Problem to work on ▸ Gather from the material every line that contains the string "Boeing".

Exercise input ▸
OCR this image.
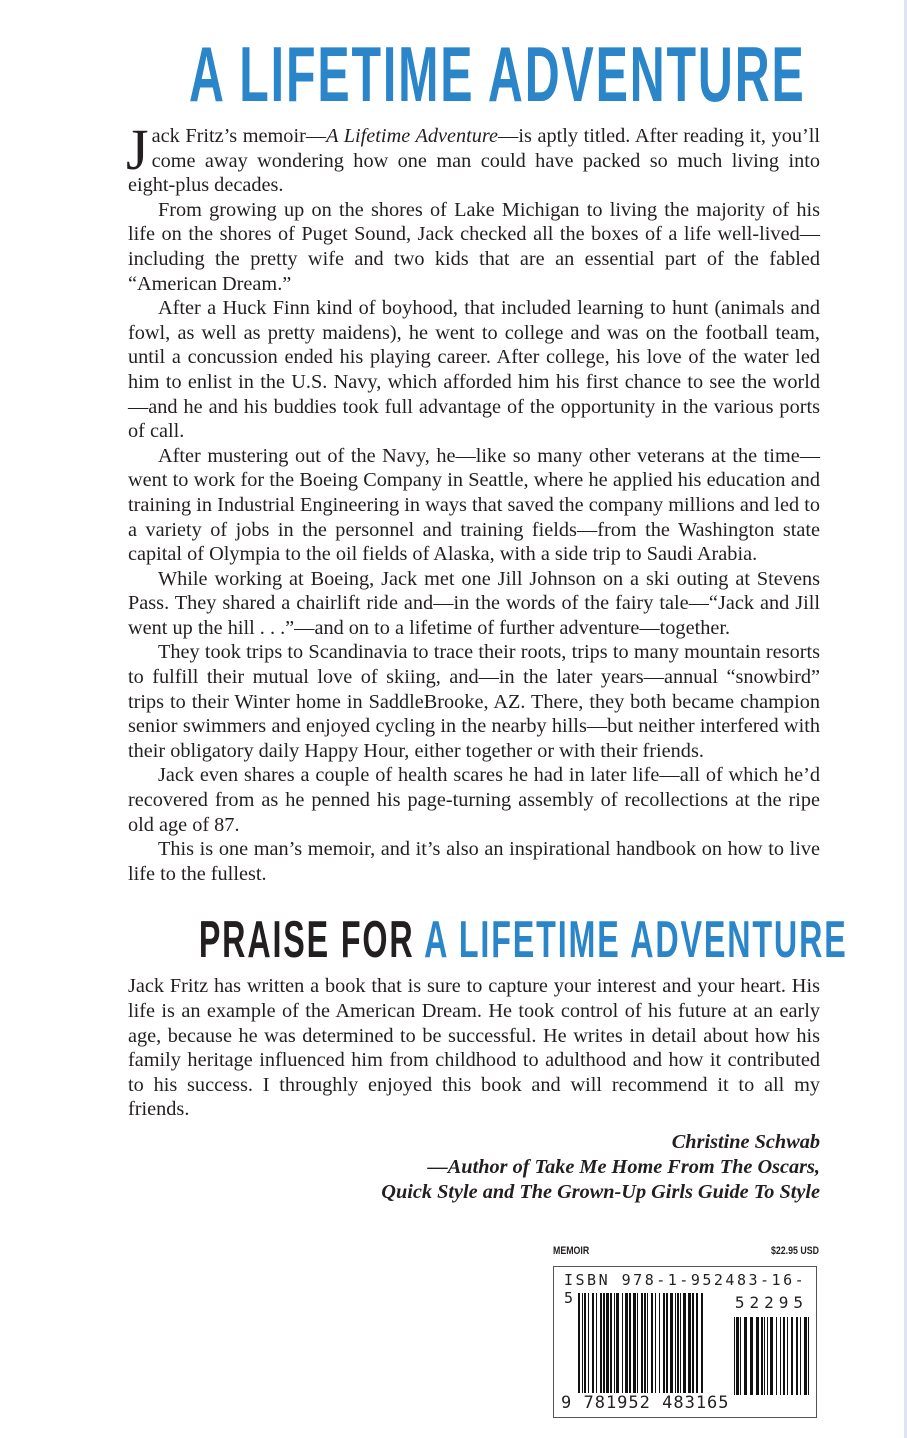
A LIFETIME ADVENTURE

Jack Fritz’s memoir—A Lifetime Adventure—is aptly titled. After reading it, you’ll come away wondering how one man could have packed so much living into eight-plus decades.

From growing up on the shores of Lake Michigan to living the majority of his life on the shores of Puget Sound, Jack checked all the boxes of a life well-lived—including the pretty wife and two kids that are an essential part of the fabled “American Dream.”

After a Huck Finn kind of boyhood, that included learning to hunt (animals and fowl, as well as pretty maidens), he went to college and was on the football team, until a concussion ended his playing career. After college, his love of the water led him to enlist in the U.S. Navy, which afforded him his first chance to see the world—and he and his buddies took full advantage of the opportunity in the various ports of call.

After mustering out of the Navy, he—like so many other veterans at the time—went to work for the Boeing Company in Seattle, where he applied his education and training in Industrial Engineering in ways that saved the company millions and led to a variety of jobs in the personnel and training fields—from the Washington state capital of Olympia to the oil fields of Alaska, with a side trip to Saudi Arabia.

While working at Boeing, Jack met one Jill Johnson on a ski outing at Stevens Pass. They shared a chairlift ride and—in the words of the fairy tale—“Jack and Jill went up the hill . . .”—and on to a lifetime of further adventure—together.

They took trips to Scandinavia to trace their roots, trips to many mountain resorts to fulfill their mutual love of skiing, and—in the later years—annual “snowbird” trips to their Winter home in SaddleBrooke, AZ. There, they both became champion senior swimmers and enjoyed cycling in the nearby hills—but neither interfered with their obligatory daily Happy Hour, either together or with their friends.

Jack even shares a couple of health scares he had in later life—all of which he’d recovered from as he penned his page-turning assembly of recollections at the ripe old age of 87.

This is one man’s memoir, and it’s also an inspirational handbook on how to live life to the fullest.

PRAISE FOR A LIFETIME ADVENTURE

Jack Fritz has written a book that is sure to capture your interest and your heart. His life is an example of the American Dream. He took control of his future at an early age, because he was determined to be successful. He writes in detail about how his family heritage influenced him from childhood to adulthood and how it contributed to his success. I throughly enjoyed this book and will recommend it to all my friends.

Christine Schwab
—Author of Take Me Home From The Oscars,
Quick Style and The Grown-Up Girls Guide To Style
MEMOIR	$22.95 USD
ISBN 978-1-952483-16-5	52295
9 781952 483165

Written solution ▸
After mustering out of the Navy, he—like so many other veterans at the time—went to work for the Boeing Company in Seattle, where he applied his education and training in Industrial Engineering in ways that saved the company millions and led to a variety of jobs in the personnel and training fields—from the Washington state capital of Olympia to the oil fields of Alaska, with a side trip to Saudi Arabia.
While working at Boeing, Jack met one Jill Johnson on a ski outing at Stevens Pass. They shared a chairlift ride and—in the words of the fairy tale—“Jack and Jill went up the hill . . .”—and on to a lifetime of further adventure—together.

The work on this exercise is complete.